* begin PROVIDED RECORDS *

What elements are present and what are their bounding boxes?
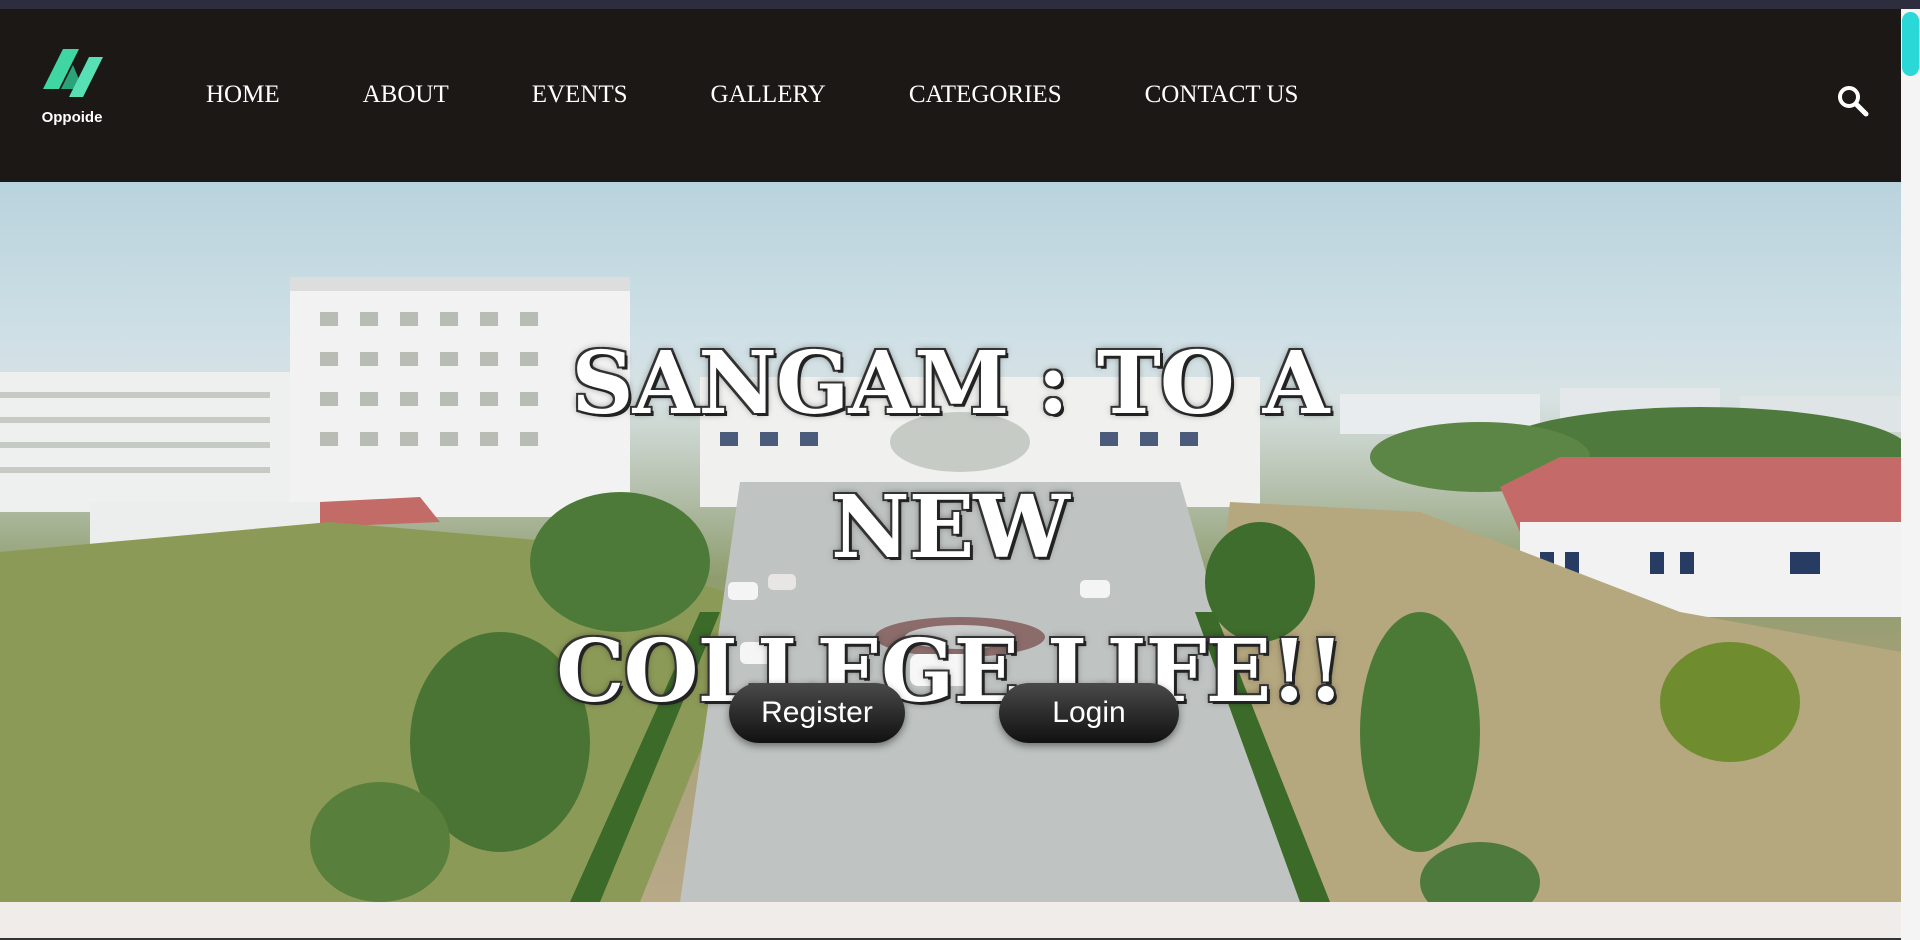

* end PROVIDED RECORDS *
* begin PROVIDED RECORDS *

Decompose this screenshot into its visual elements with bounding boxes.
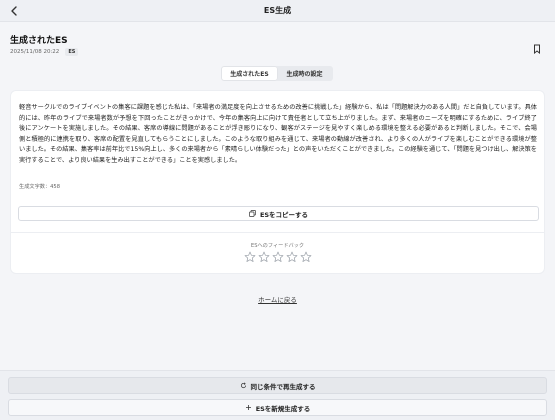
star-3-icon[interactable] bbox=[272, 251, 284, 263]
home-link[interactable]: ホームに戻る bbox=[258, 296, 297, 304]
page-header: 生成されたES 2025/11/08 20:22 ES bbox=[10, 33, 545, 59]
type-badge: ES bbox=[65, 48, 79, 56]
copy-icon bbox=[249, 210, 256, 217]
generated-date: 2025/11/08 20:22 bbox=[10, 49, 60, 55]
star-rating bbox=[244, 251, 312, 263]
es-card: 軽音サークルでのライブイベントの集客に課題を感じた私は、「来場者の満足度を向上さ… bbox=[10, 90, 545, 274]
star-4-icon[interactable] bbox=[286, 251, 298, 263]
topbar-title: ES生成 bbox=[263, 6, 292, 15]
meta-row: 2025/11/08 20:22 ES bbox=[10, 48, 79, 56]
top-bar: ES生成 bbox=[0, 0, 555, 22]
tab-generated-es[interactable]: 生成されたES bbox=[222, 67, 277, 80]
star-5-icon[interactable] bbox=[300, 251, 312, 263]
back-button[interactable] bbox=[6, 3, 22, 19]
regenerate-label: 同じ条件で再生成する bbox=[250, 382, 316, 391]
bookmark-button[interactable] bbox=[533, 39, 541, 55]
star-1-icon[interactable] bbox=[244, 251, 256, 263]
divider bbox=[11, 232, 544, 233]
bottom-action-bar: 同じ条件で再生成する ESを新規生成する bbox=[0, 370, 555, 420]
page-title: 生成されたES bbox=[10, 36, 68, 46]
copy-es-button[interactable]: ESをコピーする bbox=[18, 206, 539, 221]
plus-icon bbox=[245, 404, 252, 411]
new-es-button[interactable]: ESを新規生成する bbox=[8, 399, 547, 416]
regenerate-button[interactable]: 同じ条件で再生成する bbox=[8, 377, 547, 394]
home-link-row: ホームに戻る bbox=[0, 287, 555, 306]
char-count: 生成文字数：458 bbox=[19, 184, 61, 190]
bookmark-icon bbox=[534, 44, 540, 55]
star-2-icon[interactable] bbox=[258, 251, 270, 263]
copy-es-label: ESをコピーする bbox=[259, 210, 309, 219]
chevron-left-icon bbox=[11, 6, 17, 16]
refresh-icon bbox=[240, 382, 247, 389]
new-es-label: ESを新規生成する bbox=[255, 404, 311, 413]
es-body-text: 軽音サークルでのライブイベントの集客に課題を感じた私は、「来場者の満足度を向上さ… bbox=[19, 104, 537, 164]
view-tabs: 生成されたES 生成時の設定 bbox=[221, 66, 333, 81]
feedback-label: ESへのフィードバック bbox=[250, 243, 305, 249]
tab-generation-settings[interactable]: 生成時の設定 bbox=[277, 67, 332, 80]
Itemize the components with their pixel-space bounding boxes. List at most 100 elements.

* end PROVIDED RECORDS *
* begin PROVIDED RECORDS *

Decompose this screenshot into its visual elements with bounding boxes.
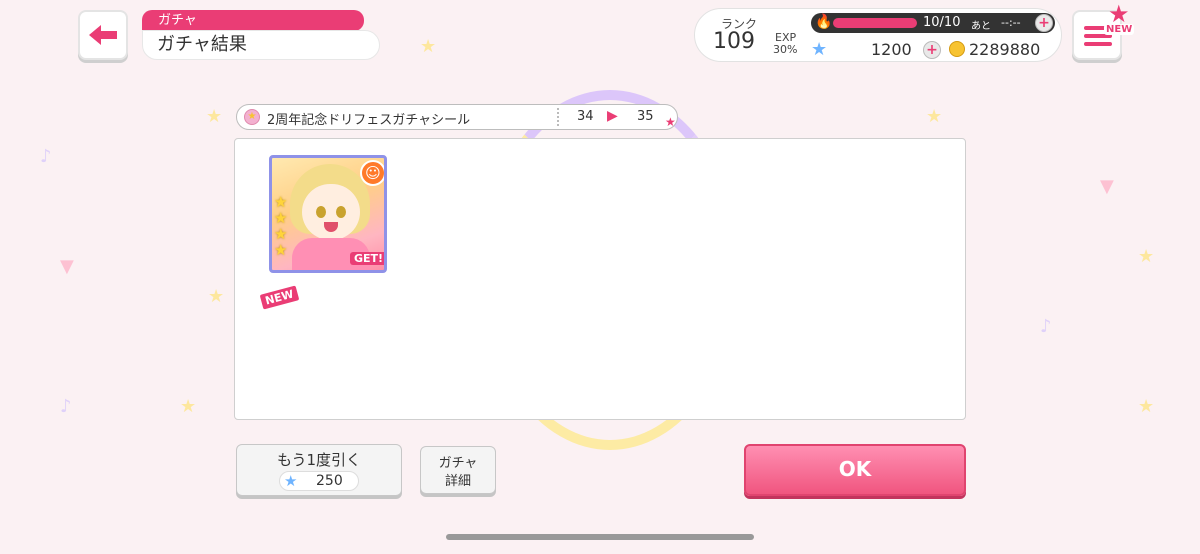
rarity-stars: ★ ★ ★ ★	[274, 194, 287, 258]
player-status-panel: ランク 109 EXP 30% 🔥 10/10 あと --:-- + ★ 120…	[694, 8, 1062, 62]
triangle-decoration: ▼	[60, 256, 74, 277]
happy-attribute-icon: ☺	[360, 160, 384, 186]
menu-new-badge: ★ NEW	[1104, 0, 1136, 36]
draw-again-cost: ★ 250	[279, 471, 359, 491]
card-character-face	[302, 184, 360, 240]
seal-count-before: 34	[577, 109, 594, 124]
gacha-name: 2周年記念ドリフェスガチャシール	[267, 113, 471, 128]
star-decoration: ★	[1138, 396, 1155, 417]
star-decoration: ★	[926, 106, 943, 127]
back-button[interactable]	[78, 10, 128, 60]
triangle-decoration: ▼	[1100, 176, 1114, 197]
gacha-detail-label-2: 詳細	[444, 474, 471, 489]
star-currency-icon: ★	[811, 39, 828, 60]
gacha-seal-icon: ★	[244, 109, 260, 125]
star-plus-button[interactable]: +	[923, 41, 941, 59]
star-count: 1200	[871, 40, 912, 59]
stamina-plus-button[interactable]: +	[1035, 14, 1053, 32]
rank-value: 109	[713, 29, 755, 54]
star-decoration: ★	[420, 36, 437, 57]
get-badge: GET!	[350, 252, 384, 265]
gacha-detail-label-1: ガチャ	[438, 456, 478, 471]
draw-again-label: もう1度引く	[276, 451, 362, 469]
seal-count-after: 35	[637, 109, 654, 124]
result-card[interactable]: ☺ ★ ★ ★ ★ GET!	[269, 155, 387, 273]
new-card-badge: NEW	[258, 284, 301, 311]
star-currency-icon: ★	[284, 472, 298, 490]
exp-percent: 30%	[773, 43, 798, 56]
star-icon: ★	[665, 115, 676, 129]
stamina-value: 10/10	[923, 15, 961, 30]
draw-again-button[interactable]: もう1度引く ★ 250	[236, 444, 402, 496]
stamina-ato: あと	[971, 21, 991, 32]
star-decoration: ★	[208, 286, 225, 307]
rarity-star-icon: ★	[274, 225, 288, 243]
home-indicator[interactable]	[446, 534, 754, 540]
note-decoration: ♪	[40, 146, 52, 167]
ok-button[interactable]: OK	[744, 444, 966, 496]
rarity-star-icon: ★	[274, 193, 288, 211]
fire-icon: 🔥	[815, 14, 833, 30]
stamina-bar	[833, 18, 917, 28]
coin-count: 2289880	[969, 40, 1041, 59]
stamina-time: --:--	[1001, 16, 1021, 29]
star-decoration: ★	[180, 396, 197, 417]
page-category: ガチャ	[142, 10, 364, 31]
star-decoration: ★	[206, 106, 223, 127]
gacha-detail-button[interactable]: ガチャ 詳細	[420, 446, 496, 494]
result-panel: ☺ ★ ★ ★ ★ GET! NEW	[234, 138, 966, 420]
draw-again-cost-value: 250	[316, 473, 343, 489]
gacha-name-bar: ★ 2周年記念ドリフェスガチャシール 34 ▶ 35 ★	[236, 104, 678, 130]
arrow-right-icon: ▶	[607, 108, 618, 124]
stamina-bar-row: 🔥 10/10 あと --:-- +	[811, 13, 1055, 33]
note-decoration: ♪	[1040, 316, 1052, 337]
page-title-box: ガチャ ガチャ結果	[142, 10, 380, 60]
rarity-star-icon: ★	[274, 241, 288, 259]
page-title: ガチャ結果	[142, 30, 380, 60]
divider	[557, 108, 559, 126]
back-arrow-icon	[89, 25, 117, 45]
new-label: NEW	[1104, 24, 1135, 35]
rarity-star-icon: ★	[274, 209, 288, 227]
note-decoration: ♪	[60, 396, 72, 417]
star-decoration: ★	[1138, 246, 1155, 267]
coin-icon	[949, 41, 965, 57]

* end PROVIDED RECORDS *

## WHAT IS NEEDED
Pull out every line in the items above that contains the string "seal", matching case exactly, and copy each one as it appears.

## IN RESPONSE
seal-count-before: 34	[577, 109, 594, 124]
gacha-seal-icon: ★	[244, 109, 260, 125]
seal-count-after: 35	[637, 109, 654, 124]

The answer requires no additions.